--- START OF Selection ---

Organize Your Writing Retreat

In my push to get the manuscript done for my next book, I (once again) locked myself in a hotel room to stay focused.

People have asked me what I do during these sessions and how I get organized. The process is really very simple.

  1. I choose a place that has a full kitchen. For me this is critical as I want to leave the room as infrequently as possible. I eat all of my meals in the room. I typically stay in a timeshare, but you could certainly check VRBO or Airbnb to find a place. A nice view is a bonus. I like working on the balcony. Now, all of the places I stay are a short drive from where I live. But in the past, I have flown to a resort for a complete change of scenery.
  2. The first day is all about preparation with very little actual work. I stock the refrigerator. I organize my space. And I then plan out what I will do every day. I outline my goals for the week and travel with a portable whiteboard that has 5 columns. I try to schedule as few calls as possible. I turn on “do not disturb,” turn off all notifications, and I get ready to focus.
  3. I tend to work between 12 and 14 hours a day Tuesday through Thursday. Sitting for that long can be tiring. So I try to use the pomodoro technique. I set an alarm for 25 minutes. I work nonstop and then take a 5 minute break where I rest my eyes and stretch my back. Occasionally, I will go for a walk and listen to my manuscript (see previous post) or listen to an audiobook on book writing/editing. At the end of each day, I reflect on what I accomplished (celebrate) and then plan for the next day.

--- END OF Selection ---

→ Prompt 1
Can you copy the stretch of the writing-retreat post from "Organize Your Writing" through "really very simple.", word for word?
→ Prompt 2
How would the post on organizing a writing retreat go on? Write its continuation, starting right after its last sentence.
The entries that come next have nothing to do with the writing-retreat post.

--- START OF Listing ---

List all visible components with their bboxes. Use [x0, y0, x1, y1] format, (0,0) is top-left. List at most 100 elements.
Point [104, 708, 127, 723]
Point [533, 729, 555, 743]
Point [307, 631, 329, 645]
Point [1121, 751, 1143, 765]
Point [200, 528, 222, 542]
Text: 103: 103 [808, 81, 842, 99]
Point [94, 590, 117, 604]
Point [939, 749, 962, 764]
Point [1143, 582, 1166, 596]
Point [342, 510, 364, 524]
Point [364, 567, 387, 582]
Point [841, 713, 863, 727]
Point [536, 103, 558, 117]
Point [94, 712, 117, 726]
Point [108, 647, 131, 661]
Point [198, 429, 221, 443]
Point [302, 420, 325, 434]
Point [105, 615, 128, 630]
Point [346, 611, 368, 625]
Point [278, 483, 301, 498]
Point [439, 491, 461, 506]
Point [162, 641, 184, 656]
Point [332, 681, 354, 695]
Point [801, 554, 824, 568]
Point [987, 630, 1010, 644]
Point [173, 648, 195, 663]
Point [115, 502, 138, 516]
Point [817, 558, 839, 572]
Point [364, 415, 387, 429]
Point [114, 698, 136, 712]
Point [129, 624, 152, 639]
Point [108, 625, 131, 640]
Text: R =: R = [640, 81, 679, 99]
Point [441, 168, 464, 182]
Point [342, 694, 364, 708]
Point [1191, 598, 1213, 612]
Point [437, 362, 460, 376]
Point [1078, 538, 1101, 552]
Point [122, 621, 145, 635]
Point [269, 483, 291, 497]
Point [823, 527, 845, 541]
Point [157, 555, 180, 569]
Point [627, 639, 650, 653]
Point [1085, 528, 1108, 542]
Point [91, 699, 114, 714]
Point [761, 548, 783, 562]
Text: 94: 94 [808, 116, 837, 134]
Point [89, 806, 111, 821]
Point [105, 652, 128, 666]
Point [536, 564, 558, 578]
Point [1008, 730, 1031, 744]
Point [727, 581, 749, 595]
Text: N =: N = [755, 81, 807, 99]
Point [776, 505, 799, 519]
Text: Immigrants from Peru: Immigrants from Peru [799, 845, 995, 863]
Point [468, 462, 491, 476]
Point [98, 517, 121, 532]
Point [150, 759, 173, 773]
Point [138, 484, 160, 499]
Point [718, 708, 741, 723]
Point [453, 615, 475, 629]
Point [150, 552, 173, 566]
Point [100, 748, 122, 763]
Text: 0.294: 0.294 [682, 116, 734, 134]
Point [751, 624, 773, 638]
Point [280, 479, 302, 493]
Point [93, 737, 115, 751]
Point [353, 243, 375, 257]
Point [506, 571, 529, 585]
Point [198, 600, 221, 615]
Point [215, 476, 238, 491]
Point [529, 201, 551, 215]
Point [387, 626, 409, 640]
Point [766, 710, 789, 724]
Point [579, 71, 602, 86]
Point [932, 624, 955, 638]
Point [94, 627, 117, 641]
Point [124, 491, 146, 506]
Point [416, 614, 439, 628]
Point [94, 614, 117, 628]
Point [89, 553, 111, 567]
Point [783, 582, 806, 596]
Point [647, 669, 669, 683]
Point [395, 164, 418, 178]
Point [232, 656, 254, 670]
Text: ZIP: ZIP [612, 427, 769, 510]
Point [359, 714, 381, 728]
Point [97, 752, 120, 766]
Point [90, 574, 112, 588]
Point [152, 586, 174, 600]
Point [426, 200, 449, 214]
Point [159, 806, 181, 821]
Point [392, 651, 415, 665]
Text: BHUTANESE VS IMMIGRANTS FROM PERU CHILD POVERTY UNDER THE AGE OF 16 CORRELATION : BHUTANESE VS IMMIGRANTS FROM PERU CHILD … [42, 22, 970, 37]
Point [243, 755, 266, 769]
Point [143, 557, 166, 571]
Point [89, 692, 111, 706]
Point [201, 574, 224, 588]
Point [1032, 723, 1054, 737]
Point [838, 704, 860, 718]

--- END OF Listing ---

→ Output 1
Organize Your Writing Retreat

In my push to get the manuscript done for my next book, I (once again) locked myself in a hotel room to stay focused.

People have asked me what I do during these sessions and how I get organized. The process is really very simple.

→ Output 2
  4. I join writing sprints. In earlier posts I talked about some groups I have joined to help me stay motivated. These writing groups give me a social aspect for the week, while allowing me to stay focused on the task at hand.
  5. When the room has a large soaking tub or jacuzzi, I often end my day with a bath. It is a great way to reflect and wind down. Getting a good night’s sleep is critical. If a bath is not an option, I tend to read something relaxing to calm my mind so that I am not ruminating while sleeping.
  6. Given I have to check out of the hotel on Friday, I do a lighter workload in the room and then head to the pool. I try to have my manuscript printed so that I can stay off the computer. I use erasable pens to annotate my work. If you don’t have erasable pens, get them in multiple colors!
  7. When the week is over, I reflect on what I did so that I have a sense of accomplishment.

I wrote Personality Poker, Best Practices are Stupid, and Invisible Solutions using this strategy. And of course, I am using this approach for my next book. Although it works for me, you need to adjust this to suit your needs.

There is no one correct way to do this. Maybe each day you set a goal, and when you hit it you call it quits for the day. Maybe you have more time away from the desk to clear your mind. Choose whatever approach works for you.

What have you tried?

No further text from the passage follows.